═══ Given information ═══

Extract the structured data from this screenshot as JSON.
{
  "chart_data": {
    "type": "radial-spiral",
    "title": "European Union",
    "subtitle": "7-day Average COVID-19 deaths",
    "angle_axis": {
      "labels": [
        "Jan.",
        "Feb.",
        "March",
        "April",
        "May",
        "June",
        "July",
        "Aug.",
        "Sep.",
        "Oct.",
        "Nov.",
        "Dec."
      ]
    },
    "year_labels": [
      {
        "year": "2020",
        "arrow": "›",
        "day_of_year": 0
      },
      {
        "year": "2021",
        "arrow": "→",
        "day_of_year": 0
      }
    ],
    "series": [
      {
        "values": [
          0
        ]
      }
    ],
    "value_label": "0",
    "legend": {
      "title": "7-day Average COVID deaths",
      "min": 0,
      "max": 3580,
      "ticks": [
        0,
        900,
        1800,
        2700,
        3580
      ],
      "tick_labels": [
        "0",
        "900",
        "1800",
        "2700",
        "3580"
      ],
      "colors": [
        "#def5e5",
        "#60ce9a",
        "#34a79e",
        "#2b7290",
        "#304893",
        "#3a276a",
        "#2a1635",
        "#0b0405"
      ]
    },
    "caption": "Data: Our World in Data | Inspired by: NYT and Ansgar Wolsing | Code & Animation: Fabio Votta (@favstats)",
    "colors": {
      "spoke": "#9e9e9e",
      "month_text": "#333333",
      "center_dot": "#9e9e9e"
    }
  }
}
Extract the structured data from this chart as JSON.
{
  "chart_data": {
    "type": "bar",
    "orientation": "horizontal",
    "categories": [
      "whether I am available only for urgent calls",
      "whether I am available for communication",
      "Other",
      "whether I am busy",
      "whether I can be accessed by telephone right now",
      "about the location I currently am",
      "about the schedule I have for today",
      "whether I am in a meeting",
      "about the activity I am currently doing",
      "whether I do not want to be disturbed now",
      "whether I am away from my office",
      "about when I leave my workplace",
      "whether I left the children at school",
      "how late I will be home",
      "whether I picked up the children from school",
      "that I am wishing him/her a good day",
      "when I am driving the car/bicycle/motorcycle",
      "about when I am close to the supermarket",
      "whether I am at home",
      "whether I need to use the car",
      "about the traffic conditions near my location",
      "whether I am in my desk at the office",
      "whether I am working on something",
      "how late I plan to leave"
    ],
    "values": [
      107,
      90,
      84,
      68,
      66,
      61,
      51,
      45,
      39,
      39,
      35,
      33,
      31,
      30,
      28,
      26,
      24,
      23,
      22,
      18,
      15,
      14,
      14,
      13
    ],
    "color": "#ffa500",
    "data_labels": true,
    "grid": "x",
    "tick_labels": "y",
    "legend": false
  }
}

═══

Stated exercise: Starting from the line with "Extract the structured data from this chart" and ending with the final line of the data, quote every line exactly, both ends included.

Answer below:
Extract the structured data from this chart as JSON.
{
  "chart_data": {
    "type": "bar",
    "orientation": "horizontal",
    "categories": [
      "whether I am available only for urgent calls",
      "whether I am available for communication",
      "Other",
      "whether I am busy",
      "whether I can be accessed by telephone right now",
      "about the location I currently am",
      "about the schedule I have for today",
      "whether I am in a meeting",
      "about the activity I am currently doing",
      "whether I do not want to be disturbed now",
      "whether I am away from my office",
      "about when I leave my workplace",
      "whether I left the children at school",
      "how late I will be home",
      "whether I picked up the children from school",
      "that I am wishing him/her a good day",
      "when I am driving the car/bicycle/motorcycle",
      "about when I am close to the supermarket",
      "whether I am at home",
      "whether I need to use the car",
      "about the traffic conditions near my location",
      "whether I am in my desk at the office",
      "whether I am working on something",
      "how late I plan to leave"
    ],
    "values": [
      107,
      90,
      84,
      68,
      66,
      61,
      51,
      45,
      39,
      39,
      35,
      33,
      31,
      30,
      28,
      26,
      24,
      23,
      22,
      18,
      15,
      14,
      14,
      13
    ],
    "color": "#ffa500",
    "data_labels": true,
    "grid": "x",
    "tick_labels": "y",
    "legend": false
  }
}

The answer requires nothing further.